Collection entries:

"""

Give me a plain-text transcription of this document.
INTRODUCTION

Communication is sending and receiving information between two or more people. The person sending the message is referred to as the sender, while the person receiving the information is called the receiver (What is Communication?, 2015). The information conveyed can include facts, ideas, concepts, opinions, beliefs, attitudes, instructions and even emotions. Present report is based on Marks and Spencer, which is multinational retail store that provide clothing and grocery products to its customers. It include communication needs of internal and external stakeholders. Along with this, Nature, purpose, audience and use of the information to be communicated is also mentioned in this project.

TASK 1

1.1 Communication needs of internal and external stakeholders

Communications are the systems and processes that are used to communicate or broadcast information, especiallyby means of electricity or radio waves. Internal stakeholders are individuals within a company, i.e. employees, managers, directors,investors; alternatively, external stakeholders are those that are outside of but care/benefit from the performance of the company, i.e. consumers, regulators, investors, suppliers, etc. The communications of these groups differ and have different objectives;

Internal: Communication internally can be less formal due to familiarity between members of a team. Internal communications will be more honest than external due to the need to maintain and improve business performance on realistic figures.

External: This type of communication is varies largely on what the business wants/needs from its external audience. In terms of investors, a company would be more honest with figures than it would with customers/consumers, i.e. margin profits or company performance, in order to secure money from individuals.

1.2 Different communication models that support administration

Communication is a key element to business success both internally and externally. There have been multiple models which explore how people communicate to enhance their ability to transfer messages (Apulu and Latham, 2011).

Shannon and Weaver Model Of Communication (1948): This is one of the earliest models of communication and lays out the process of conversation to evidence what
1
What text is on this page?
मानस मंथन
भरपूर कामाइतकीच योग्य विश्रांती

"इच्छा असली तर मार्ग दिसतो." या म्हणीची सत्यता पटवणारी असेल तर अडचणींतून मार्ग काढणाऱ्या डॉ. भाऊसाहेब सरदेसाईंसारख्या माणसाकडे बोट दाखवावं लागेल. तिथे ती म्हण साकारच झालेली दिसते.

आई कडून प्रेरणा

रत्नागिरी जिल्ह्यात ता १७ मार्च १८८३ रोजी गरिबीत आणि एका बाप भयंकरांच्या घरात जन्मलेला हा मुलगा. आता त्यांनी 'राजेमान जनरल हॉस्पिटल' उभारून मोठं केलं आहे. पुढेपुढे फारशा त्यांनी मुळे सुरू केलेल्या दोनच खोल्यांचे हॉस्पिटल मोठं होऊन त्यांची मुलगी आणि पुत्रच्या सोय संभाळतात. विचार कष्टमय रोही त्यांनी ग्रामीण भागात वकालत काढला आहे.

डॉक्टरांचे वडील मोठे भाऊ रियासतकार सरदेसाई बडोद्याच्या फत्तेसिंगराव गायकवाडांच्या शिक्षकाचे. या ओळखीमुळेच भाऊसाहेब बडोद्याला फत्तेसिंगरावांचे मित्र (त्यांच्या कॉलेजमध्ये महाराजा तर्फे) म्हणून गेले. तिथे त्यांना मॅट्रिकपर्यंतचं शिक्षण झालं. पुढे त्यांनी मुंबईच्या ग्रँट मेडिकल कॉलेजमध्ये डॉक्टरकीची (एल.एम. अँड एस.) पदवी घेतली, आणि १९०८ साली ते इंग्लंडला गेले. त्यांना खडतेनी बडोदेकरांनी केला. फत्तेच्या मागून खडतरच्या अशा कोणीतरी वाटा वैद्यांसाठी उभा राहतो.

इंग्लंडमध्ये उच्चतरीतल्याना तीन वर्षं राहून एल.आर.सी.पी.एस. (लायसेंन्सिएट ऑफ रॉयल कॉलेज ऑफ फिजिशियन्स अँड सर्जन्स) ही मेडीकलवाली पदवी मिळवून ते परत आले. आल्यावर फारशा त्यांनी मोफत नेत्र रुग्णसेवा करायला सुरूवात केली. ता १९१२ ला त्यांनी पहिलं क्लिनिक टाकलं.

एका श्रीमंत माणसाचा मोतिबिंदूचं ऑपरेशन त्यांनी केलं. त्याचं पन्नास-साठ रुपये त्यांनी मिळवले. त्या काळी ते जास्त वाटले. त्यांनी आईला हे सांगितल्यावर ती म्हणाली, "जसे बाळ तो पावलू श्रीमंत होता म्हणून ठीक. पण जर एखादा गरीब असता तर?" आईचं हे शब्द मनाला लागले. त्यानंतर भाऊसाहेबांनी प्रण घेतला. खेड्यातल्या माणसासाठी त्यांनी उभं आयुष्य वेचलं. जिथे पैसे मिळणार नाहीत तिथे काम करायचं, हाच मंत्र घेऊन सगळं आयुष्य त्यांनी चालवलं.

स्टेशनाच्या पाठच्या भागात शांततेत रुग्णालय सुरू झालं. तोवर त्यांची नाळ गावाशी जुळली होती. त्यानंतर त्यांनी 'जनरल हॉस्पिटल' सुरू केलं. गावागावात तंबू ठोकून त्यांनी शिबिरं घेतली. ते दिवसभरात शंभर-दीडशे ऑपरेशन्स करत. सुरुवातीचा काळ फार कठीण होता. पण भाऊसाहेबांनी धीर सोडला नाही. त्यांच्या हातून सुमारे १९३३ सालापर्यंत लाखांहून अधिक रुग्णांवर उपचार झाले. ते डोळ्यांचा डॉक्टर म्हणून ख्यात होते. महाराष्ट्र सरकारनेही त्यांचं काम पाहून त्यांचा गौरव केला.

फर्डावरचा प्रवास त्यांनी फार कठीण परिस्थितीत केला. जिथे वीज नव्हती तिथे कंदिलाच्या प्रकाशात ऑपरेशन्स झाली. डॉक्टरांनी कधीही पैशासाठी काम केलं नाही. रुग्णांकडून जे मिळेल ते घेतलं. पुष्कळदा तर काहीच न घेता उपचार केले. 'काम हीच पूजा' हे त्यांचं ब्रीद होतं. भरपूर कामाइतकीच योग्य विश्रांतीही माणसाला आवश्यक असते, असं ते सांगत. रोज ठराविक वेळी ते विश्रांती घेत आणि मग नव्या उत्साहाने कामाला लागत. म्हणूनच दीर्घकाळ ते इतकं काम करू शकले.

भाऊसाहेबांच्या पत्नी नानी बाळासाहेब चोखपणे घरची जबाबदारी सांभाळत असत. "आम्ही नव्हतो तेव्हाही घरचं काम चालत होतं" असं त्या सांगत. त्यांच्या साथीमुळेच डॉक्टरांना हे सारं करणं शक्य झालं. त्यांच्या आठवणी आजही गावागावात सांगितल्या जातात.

"""

■ EXERCISE PROMPT
Please restate the records in full, word for word.

■ TASK SOLUTION
Give me a plain-text transcription of this document.
INTRODUCTION

Communication is sending and receiving information between two or more people. The person sending the message is referred to as the sender, while the person receiving the information is called the receiver (What is Communication?, 2015). The information conveyed can include facts, ideas, concepts, opinions, beliefs, attitudes, instructions and even emotions. Present report is based on Marks and Spencer, which is multinational retail store that provide clothing and grocery products to its customers. It include communication needs of internal and external stakeholders. Along with this, Nature, purpose, audience and use of the information to be communicated is also mentioned in this project.

TASK 1

1.1 Communication needs of internal and external stakeholders

Communications are the systems and processes that are used to communicate or broadcast information, especiallyby means of electricity or radio waves. Internal stakeholders are individuals within a company, i.e. employees, managers, directors,investors; alternatively, external stakeholders are those that are outside of but care/benefit from the performance of the company, i.e. consumers, regulators, investors, suppliers, etc. The communications of these groups differ and have different objectives;

Internal: Communication internally can be less formal due to familiarity between members of a team. Internal communications will be more honest than external due to the need to maintain and improve business performance on realistic figures.

External: This type of communication is varies largely on what the business wants/needs from its external audience. In terms of investors, a company would be more honest with figures than it would with customers/consumers, i.e. margin profits or company performance, in order to secure money from individuals.

1.2 Different communication models that support administration

Communication is a key element to business success both internally and externally. There have been multiple models which explore how people communicate to enhance their ability to transfer messages (Apulu and Latham, 2011).

Shannon and Weaver Model Of Communication (1948): This is one of the earliest models of communication and lays out the process of conversation to evidence what
1
What text is on this page?
मानस मंथन
भरपूर कामाइतकीच योग्य विश्रांती

"इच्छा असली तर मार्ग दिसतो." या म्हणीची सत्यता पटवणारी असेल तर अडचणींतून मार्ग काढणाऱ्या डॉ. भाऊसाहेब सरदेसाईंसारख्या माणसाकडे बोट दाखवावं लागेल. तिथे ती म्हण साकारच झालेली दिसते.

आई कडून प्रेरणा

रत्नागिरी जिल्ह्यात ता १७ मार्च १८८३ रोजी गरिबीत आणि एका बाप भयंकरांच्या घरात जन्मलेला हा मुलगा. आता त्यांनी 'राजेमान जनरल हॉस्पिटल' उभारून मोठं केलं आहे. पुढेपुढे फारशा त्यांनी मुळे सुरू केलेल्या दोनच खोल्यांचे हॉस्पिटल मोठं होऊन त्यांची मुलगी आणि पुत्रच्या सोय संभाळतात. विचार कष्टमय रोही त्यांनी ग्रामीण भागात वकालत काढला आहे.

डॉक्टरांचे वडील मोठे भाऊ रियासतकार सरदेसाई बडोद्याच्या फत्तेसिंगराव गायकवाडांच्या शिक्षकाचे. या ओळखीमुळेच भाऊसाहेब बडोद्याला फत्तेसिंगरावांचे मित्र (त्यांच्या कॉलेजमध्ये महाराजा तर्फे) म्हणून गेले. तिथे त्यांना मॅट्रिकपर्यंतचं शिक्षण झालं. पुढे त्यांनी मुंबईच्या ग्रँट मेडिकल कॉलेजमध्ये डॉक्टरकीची (एल.एम. अँड एस.) पदवी घेतली, आणि १९०८ साली ते इंग्लंडला गेले. त्यांना खडतेनी बडोदेकरांनी केला. फत्तेच्या मागून खडतरच्या अशा कोणीतरी वाटा वैद्यांसाठी उभा राहतो.

इंग्लंडमध्ये उच्चतरीतल्याना तीन वर्षं राहून एल.आर.सी.पी.एस. (लायसेंन्सिएट ऑफ रॉयल कॉलेज ऑफ फिजिशियन्स अँड सर्जन्स) ही मेडीकलवाली पदवी मिळवून ते परत आले. आल्यावर फारशा त्यांनी मोफत नेत्र रुग्णसेवा करायला सुरूवात केली. ता १९१२ ला त्यांनी पहिलं क्लिनिक टाकलं.

एका श्रीमंत माणसाचा मोतिबिंदूचं ऑपरेशन त्यांनी केलं. त्याचं पन्नास-साठ रुपये त्यांनी मिळवले. त्या काळी ते जास्त वाटले. त्यांनी आईला हे सांगितल्यावर ती म्हणाली, "जसे बाळ तो पावलू श्रीमंत होता म्हणून ठीक. पण जर एखादा गरीब असता तर?" आईचं हे शब्द मनाला लागले. त्यानंतर भाऊसाहेबांनी प्रण घेतला. खेड्यातल्या माणसासाठी त्यांनी उभं आयुष्य वेचलं. जिथे पैसे मिळणार नाहीत तिथे काम करायचं, हाच मंत्र घेऊन सगळं आयुष्य त्यांनी चालवलं.

स्टेशनाच्या पाठच्या भागात शांततेत रुग्णालय सुरू झालं. तोवर त्यांची नाळ गावाशी जुळली होती. त्यानंतर त्यांनी 'जनरल हॉस्पिटल' सुरू केलं. गावागावात तंबू ठोकून त्यांनी शिबिरं घेतली. ते दिवसभरात शंभर-दीडशे ऑपरेशन्स करत. सुरुवातीचा काळ फार कठीण होता. पण भाऊसाहेबांनी धीर सोडला नाही. त्यांच्या हातून सुमारे १९३३ सालापर्यंत लाखांहून अधिक रुग्णांवर उपचार झाले. ते डोळ्यांचा डॉक्टर म्हणून ख्यात होते. महाराष्ट्र सरकारनेही त्यांचं काम पाहून त्यांचा गौरव केला.

फर्डावरचा प्रवास त्यांनी फार कठीण परिस्थितीत केला. जिथे वीज नव्हती तिथे कंदिलाच्या प्रकाशात ऑपरेशन्स झाली. डॉक्टरांनी कधीही पैशासाठी काम केलं नाही. रुग्णांकडून जे मिळेल ते घेतलं. पुष्कळदा तर काहीच न घेता उपचार केले. 'काम हीच पूजा' हे त्यांचं ब्रीद होतं. भरपूर कामाइतकीच योग्य विश्रांतीही माणसाला आवश्यक असते, असं ते सांगत. रोज ठराविक वेळी ते विश्रांती घेत आणि मग नव्या उत्साहाने कामाला लागत. म्हणूनच दीर्घकाळ ते इतकं काम करू शकले.

भाऊसाहेबांच्या पत्नी नानी बाळासाहेब चोखपणे घरची जबाबदारी सांभाळत असत. "आम्ही नव्हतो तेव्हाही घरचं काम चालत होतं" असं त्या सांगत. त्यांच्या साथीमुळेच डॉक्टरांना हे सारं करणं शक्य झालं. त्यांच्या आठवणी आजही गावागावात सांगितल्या जातात.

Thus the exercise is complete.